Supplied material:
++++++++++++++++++++
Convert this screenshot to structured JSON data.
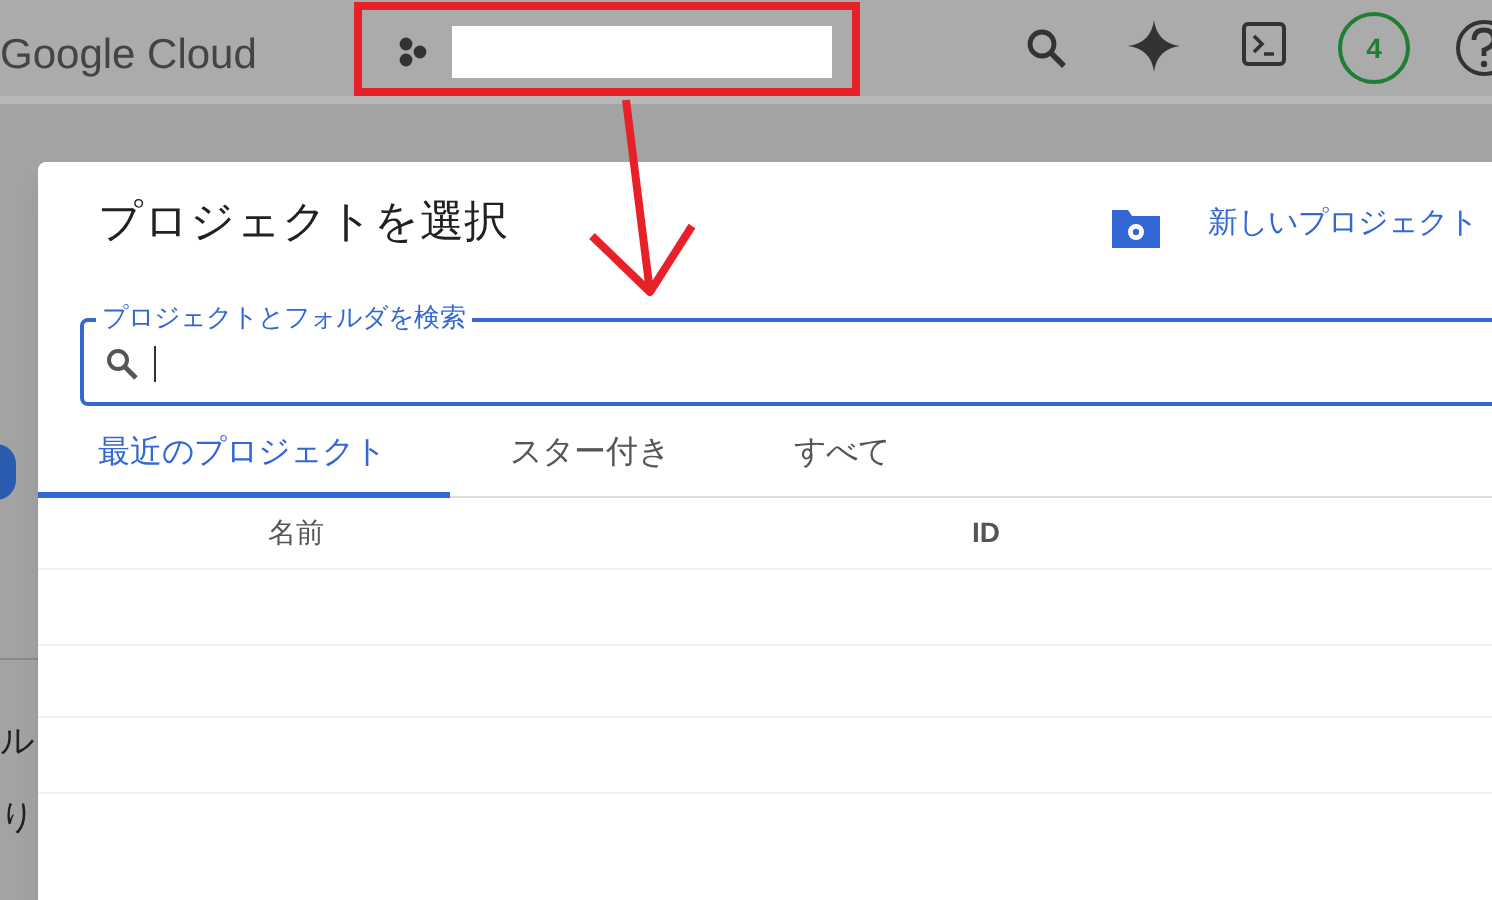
{
  "header": {
    "logo": "Google Cloud",
    "notification_count": "4"
  },
  "page_behind": {
    "texts": [
      "ル",
      "り"
    ]
  },
  "dialog": {
    "title": "プロジェクトを選択",
    "new_project": "新しいプロジェクト",
    "search": {
      "label": "プロジェクトとフォルダを検索"
    },
    "tabs": [
      {
        "label": "最近のプロジェクト",
        "selected": true
      },
      {
        "label": "スター付き",
        "selected": false
      },
      {
        "label": "すべて",
        "selected": false
      }
    ],
    "table": {
      "columns": [
        "名前",
        "ID"
      ]
    }
  }
}
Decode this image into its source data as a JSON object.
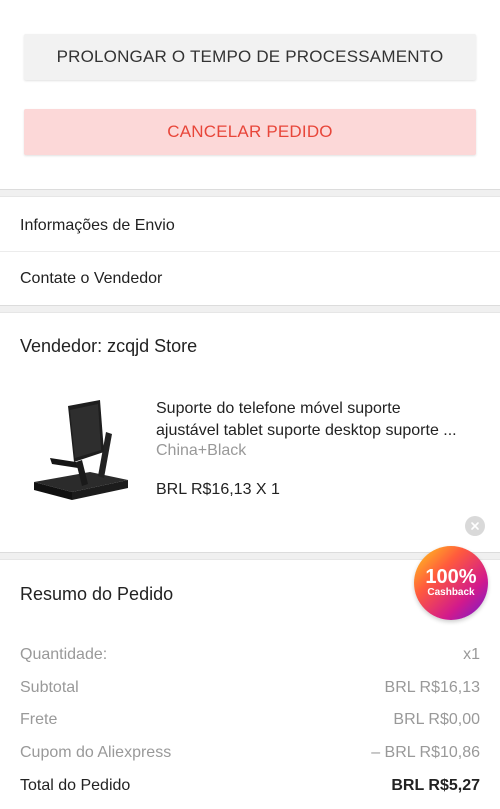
++++++++++++++++++++
Goal: Write the records out once more, exactly as they appear, with no pictures.

Final answer:
Convert this screenshot to structured JSON data.
{
  "header": {
    "logo": "Google Cloud",
    "notification_count": "4"
  },
  "page_behind": {
    "texts": [
      "ル",
      "り"
    ]
  },
  "dialog": {
    "title": "プロジェクトを選択",
    "new_project": "新しいプロジェクト",
    "search": {
      "label": "プロジェクトとフォルダを検索"
    },
    "tabs": [
      {
        "label": "最近のプロジェクト",
        "selected": true
      },
      {
        "label": "スター付き",
        "selected": false
      },
      {
        "label": "すべて",
        "selected": false
      }
    ],
    "table": {
      "columns": [
        "名前",
        "ID"
      ]
    }
  }
}
Decode this image into its source data as a JSON object.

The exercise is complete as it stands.